**Task objective**
In the material below, find each line holding the string "Программы" and copy it.
— start of Input records —
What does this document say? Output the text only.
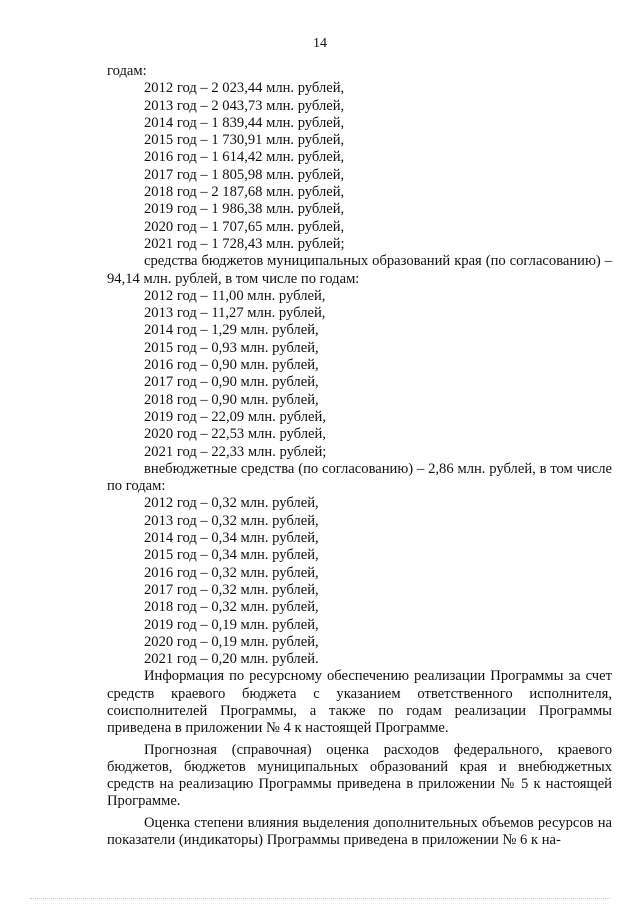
14
годам:
2012 год – 2 023,44 млн. рублей,
2013 год – 2 043,73 млн. рублей,
2014 год – 1 839,44 млн. рублей,
2015 год – 1 730,91 млн. рублей,
2016 год – 1 614,42 млн. рублей,
2017 год – 1 805,98 млн. рублей,
2018 год – 2 187,68 млн. рублей,
2019 год – 1 986,38 млн. рублей,
2020 год – 1 707,65 млн. рублей,
2021 год – 1 728,43 млн. рублей;
средства бюджетов муниципальных образований края (по согласованию) – 94,14 млн. рублей, в том числе по годам:
2012 год – 11,00 млн. рублей,
2013 год – 11,27 млн. рублей,
2014 год – 1,29 млн. рублей,
2015 год – 0,93 млн. рублей,
2016 год – 0,90 млн. рублей,
2017 год – 0,90 млн. рублей,
2018 год – 0,90 млн. рублей,
2019 год – 22,09 млн. рублей,
2020 год – 22,53 млн. рублей,
2021 год – 22,33 млн. рублей;
внебюджетные средства (по согласованию) – 2,86 млн. рублей, в том числе по годам:
2012 год – 0,32 млн. рублей,
2013 год – 0,32 млн. рублей,
2014 год – 0,34 млн. рублей,
2015 год – 0,34 млн. рублей,
2016 год – 0,32 млн. рублей,
2017 год – 0,32 млн. рублей,
2018 год – 0,32 млн. рублей,
2019 год – 0,19 млн. рублей,
2020 год – 0,19 млн. рублей,
2021 год – 0,20 млн. рублей.
Информация по ресурсному обеспечению реализации Программы за счет средств краевого бюджета с указанием ответственного исполнителя, соисполнителей Программы, а также по годам реализации Программы приведена в приложении № 4 к настоящей Программе.
Прогнозная (справочная) оценка расходов федерального, краевого бюджетов, бюджетов муниципальных образований края и внебюджетных средств на реализацию Программы приведена в приложении № 5 к настоящей Программе.
Оценка степени влияния выделения дополнительных объемов ресурсов на показатели (индикаторы) Программы приведена в приложении № 6 к на-
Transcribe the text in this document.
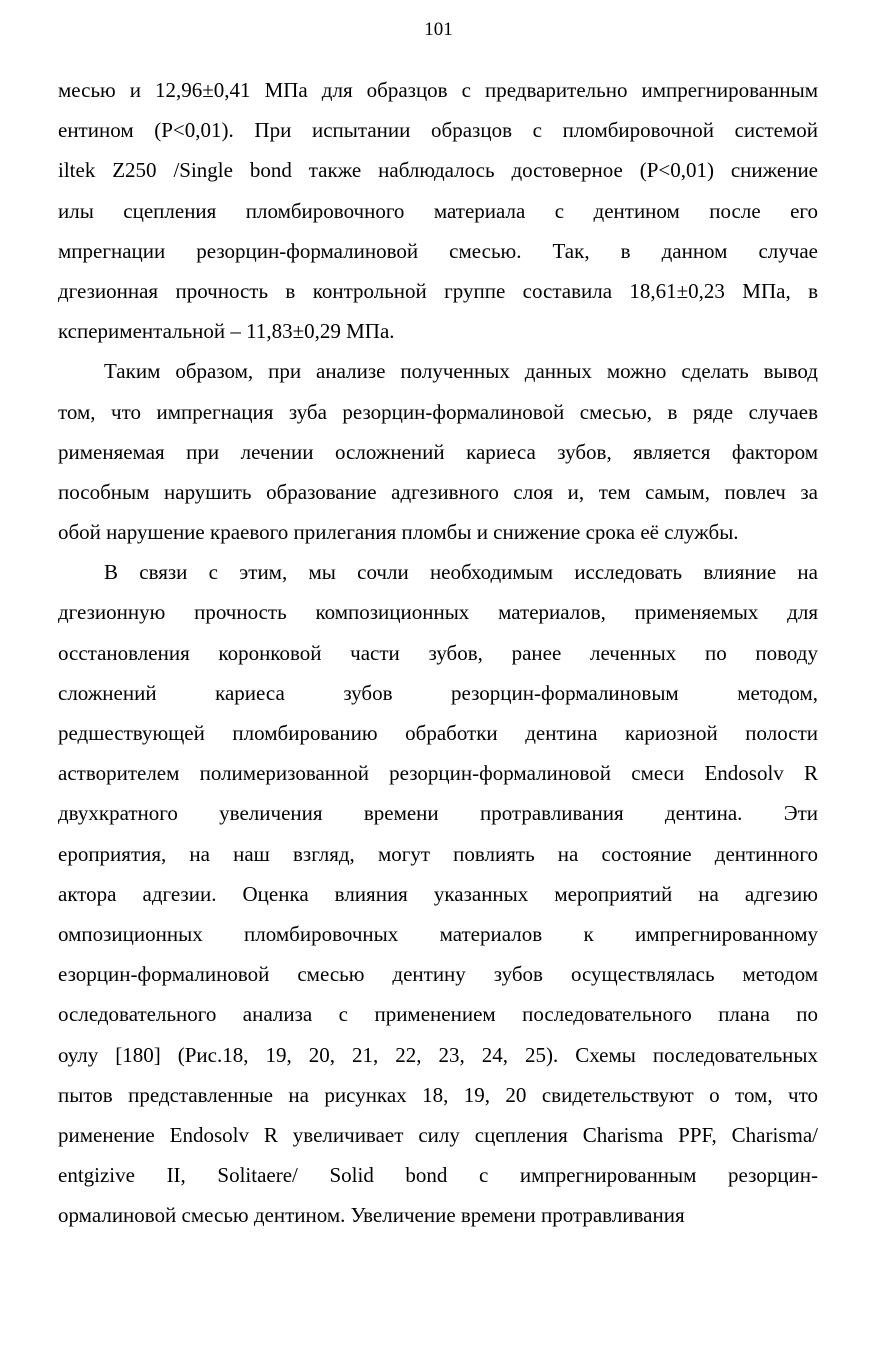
101
месью и 12,96±0,41 МПа для образцов с предварительно импрегнированным
ентином (P<0,01). При испытании образцов с пломбировочной системой
iltek Z250 /Single bond также наблюдалось достоверное (P<0,01) снижение
илы сцепления пломбировочного материала с дентином после его
мпрегнации резорцин-формалиновой смесью. Так, в данном случае
дгезионная прочность в контрольной группе составила 18,61±0,23 МПа, в
кспериментальной – 11,83±0,29 МПа.
Таким образом, при анализе полученных данных можно сделать вывод
том, что импрегнация зуба резорцин-формалиновой смесью, в ряде случаев
рименяемая при лечении осложнений кариеса зубов, является фактором
пособным нарушить образование адгезивного слоя и, тем самым, повлеч за
обой нарушение краевого прилегания пломбы и снижение срока её службы.
В связи с этим, мы сочли необходимым исследовать влияние на
дгезионную прочность композиционных материалов, применяемых для
осстановления коронковой части зубов, ранее леченных по поводу
сложнений кариеса зубов резорцин-формалиновым методом,
редшествующей пломбированию обработки дентина кариозной полости
астворителем полимеризованной резорцин-формалиновой смеси Endosolv R
двухкратного увеличения времени протравливания дентина. Эти
ероприятия, на наш взгляд, могут повлиять на состояние дентинного
актора адгезии. Оценка влияния указанных мероприятий на адгезию
омпозиционных пломбировочных материалов к импрегнированному
езорцин-формалиновой смесью дентину зубов осуществлялась методом
оследовательного анализа с применением последовательного плана по
оулу [180] (Рис.18, 19, 20, 21, 22, 23, 24, 25). Схемы последовательных
пытов представленные на рисунках 18, 19, 20 свидетельствуют о том, что
рименение Endosolv R увеличивает силу сцепления Charisma PPF, Charisma/
entgizive II, Solitaere/ Solid bond с импрегнированным резорцин-
ормалиновой смесью дентином. Увеличение времени протравливания
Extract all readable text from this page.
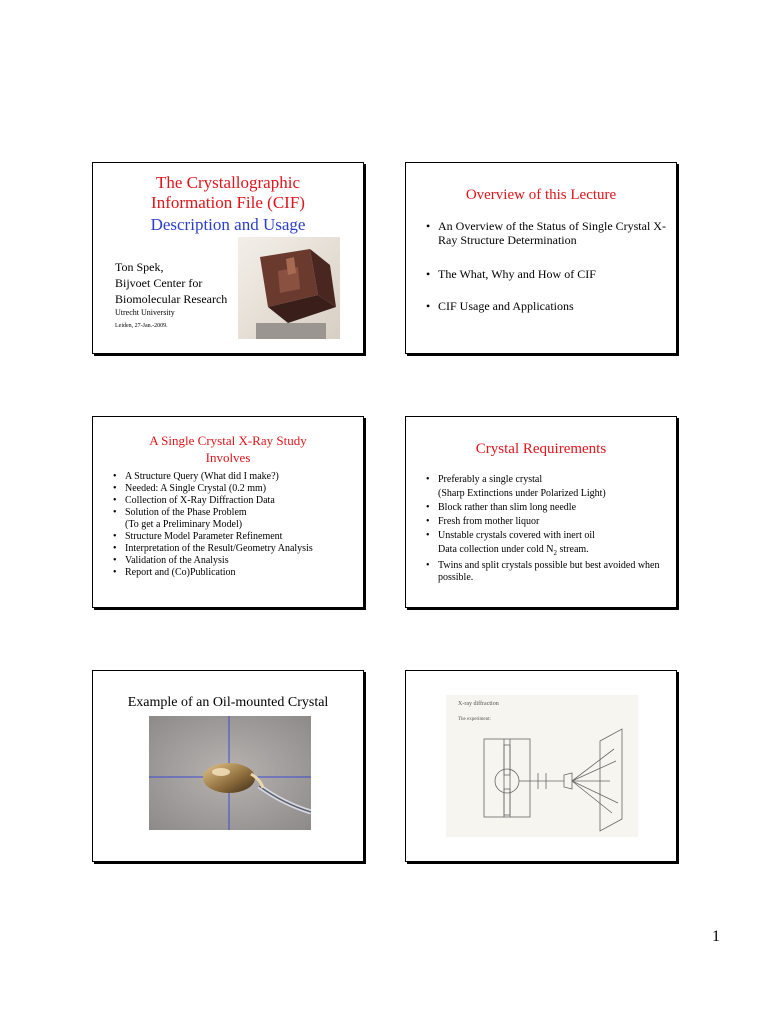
The Crystallographic
Information File (CIF)
Description and Usage
Ton Spek,
Bijvoet Center for
Biomolecular Research
Utrecht University
Leiden, 27-Jan.-2009.
Overview of this Lecture
• An Overview of the Status of Single Crystal X-Ray Structure Determination
• The What, Why and How of CIF
• CIF Usage and Applications
A Single Crystal X-Ray Study
Involves
• A Structure Query (What did I make?)
• Needed: A Single Crystal (0.2 mm)
• Collection of X-Ray Diffraction Data
• Solution of the Phase Problem
(To get a Preliminary Model)
• Structure Model Parameter Refinement
• Interpretation of the Result/Geometry Analysis
• Validation of the Analysis
• Report and (Co)Publication
Crystal Requirements
• Preferably a single crystal
(Sharp Extinctions under Polarized Light)
• Block rather than slim long needle
• Fresh from mother liquor
• Unstable crystals covered with inert oil
Data collection under cold $N_2$ stream.
• Twins and split crystals possible but best avoided when possible.
Example of an Oil-mounted Crystal	X-ray diffraction
The experiment:
1
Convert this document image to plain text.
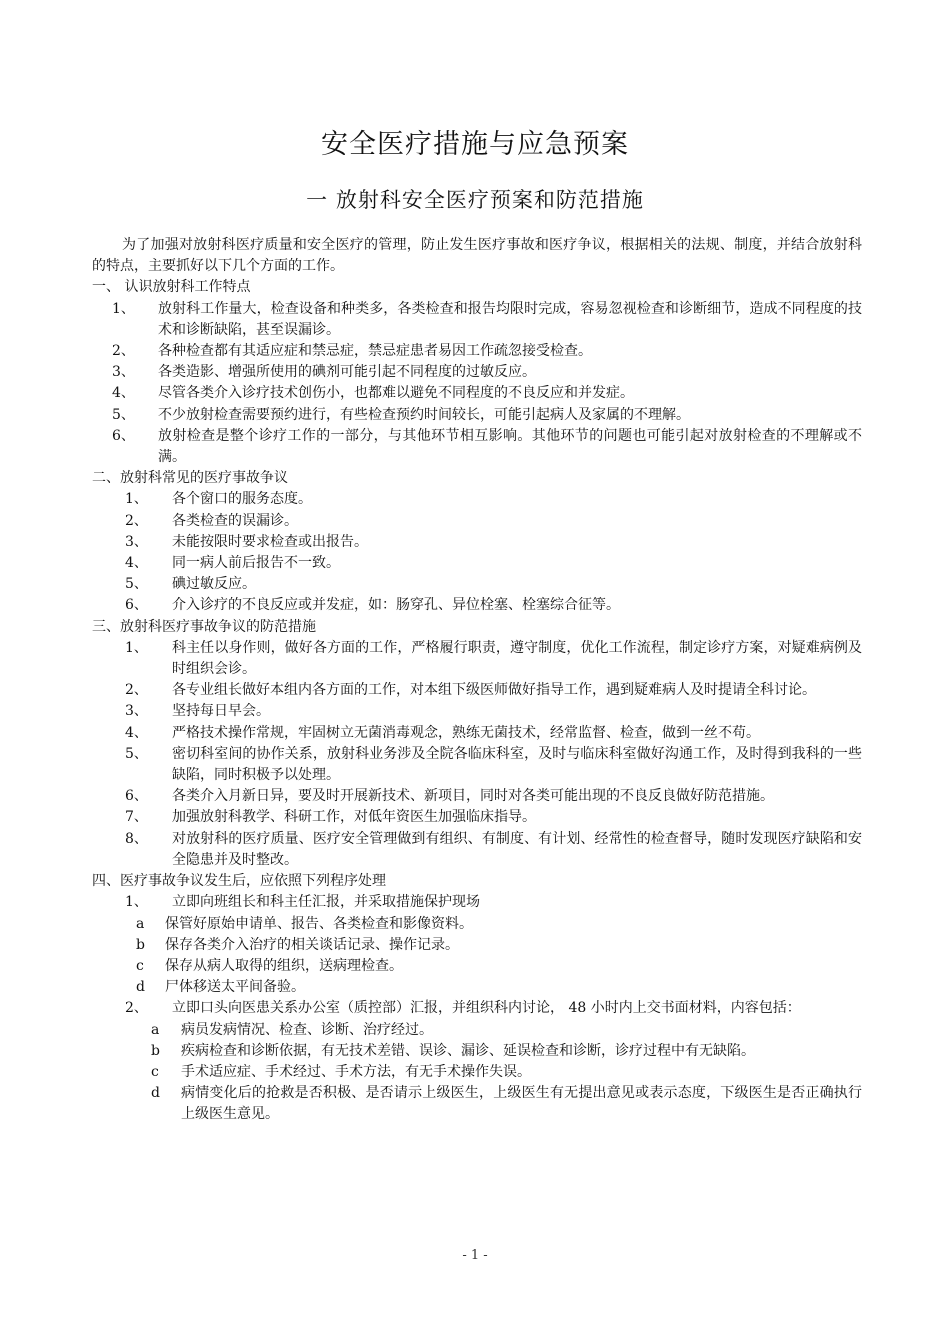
安全医疗措施与应急预案
一 放射科安全医疗预案和防范措施

为了加强对放射科医疗质量和安全医疗的管理，防止发生医疗事故和医疗争议，根据相关的法规、制度，并结合放射科的特点，主要抓好以下几个方面的工作。

一、 认识放射科工作特点

1、 放射科工作量大，检查设备和种类多，各类检查和报告均限时完成，容易忽视检查和诊断细节，造成不同程度的技术和诊断缺陷，甚至误漏诊。
2、 各种检查都有其适应症和禁忌症，禁忌症患者易因工作疏忽接受检查。
3、 各类造影、增强所使用的碘剂可能引起不同程度的过敏反应。
4、 尽管各类介入诊疗技术创伤小，也都难以避免不同程度的不良反应和并发症。
5、 不少放射检查需要预约进行，有些检查预约时间较长，可能引起病人及家属的不理解。
6、 放射检查是整个诊疗工作的一部分，与其他环节相互影响。其他环节的问题也可能引起对放射检查的不理解或不满。

二、放射科常见的医疗事故争议

1、 各个窗口的服务态度。
2、 各类检查的误漏诊。
3、 未能按限时要求检查或出报告。
4、 同一病人前后报告不一致。
5、 碘过敏反应。
6、 介入诊疗的不良反应或并发症，如：肠穿孔、异位栓塞、栓塞综合征等。

三、放射科医疗事故争议的防范措施

1、 科主任以身作则，做好各方面的工作，严格履行职责，遵守制度，优化工作流程，制定诊疗方案，对疑难病例及时组织会诊。
2、 各专业组长做好本组内各方面的工作，对本组下级医师做好指导工作，遇到疑难病人及时提请全科讨论。
3、 坚持每日早会。
4、 严格技术操作常规，牢固树立无菌消毒观念，熟练无菌技术，经常监督、检查，做到一丝不苟。
5、 密切科室间的协作关系，放射科业务涉及全院各临床科室，及时与临床科室做好沟通工作，及时得到我科的一些缺陷，同时积极予以处理。
6、 各类介入月新日异，要及时开展新技术、新项目，同时对各类可能出现的不良反良做好防范措施。
7、 加强放射科教学、科研工作，对低年资医生加强临床指导。
8、 对放射科的医疗质量、医疗安全管理做到有组织、有制度、有计划、经常性的检查督导，随时发现医疗缺陷和安全隐患并及时整改。

四、医疗事故争议发生后，应依照下列程序处理

1、 立即向班组长和科主任汇报，并采取措施保护现场
a 保管好原始申请单、报告、各类检查和影像资料。
b 保存各类介入治疗的相关谈话记录、操作记录。
c 保存从病人取得的组织，送病理检查。
d 尸体移送太平间备验。
2、 立即口头向医患关系办公室（质控部）汇报，并组织科内讨论， 48 小时内上交书面材料，内容包括：
a 病员发病情况、检查、诊断、治疗经过。
b 疾病检查和诊断依据，有无技术差错、误诊、漏诊、延误检查和诊断，诊疗过程中有无缺陷。
c 手术适应症、手术经过、手术方法，有无手术操作失误。
d 病情变化后的抢救是否积极、是否请示上级医生，上级医生有无提出意见或表示态度，下级医生是否正确执行上级医生意见。
- 1 -
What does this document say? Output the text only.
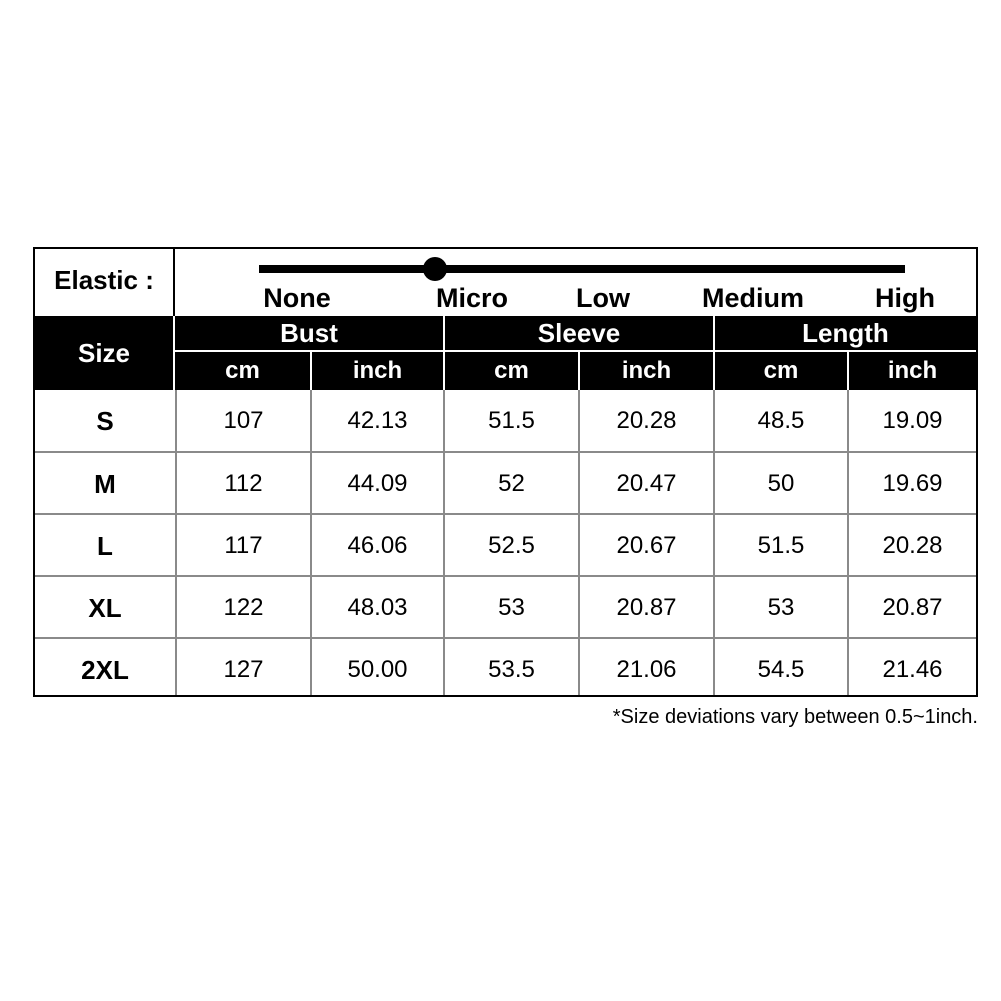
Elastic :
None	Micro	Low	Medium	High
Size
Bust	Sleeve	Length
cm	inch	cm	inch	cm	inch
S	107	42.13	51.5	20.28	48.5	19.09
M	112	44.09	52	20.47	50	19.69
L	117	46.06	52.5	20.67	51.5	20.28
XL	122	48.03	53	20.87	53	20.87
2XL	127	50.00	53.5	21.06	54.5	21.46
*Size deviations vary between 0.5~1inch.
— end of Input records —
**Output for this task**
Информация по ресурсному обеспечению реализации Программы за счет средств краевого бюджета с указанием ответственного исполнителя, соисполнителей Программы, а также по годам реализации Программы приведена в приложении № 4 к настоящей Программе.
Прогнозная (справочная) оценка расходов федерального, краевого бюджетов, бюджетов муниципальных образований края и внебюджетных средств на реализацию Программы приведена в приложении № 5 к настоящей Программе.
Оценка степени влияния выделения дополнительных объемов ресурсов на показатели (индикаторы) Программы приведена в приложении № 6 к на-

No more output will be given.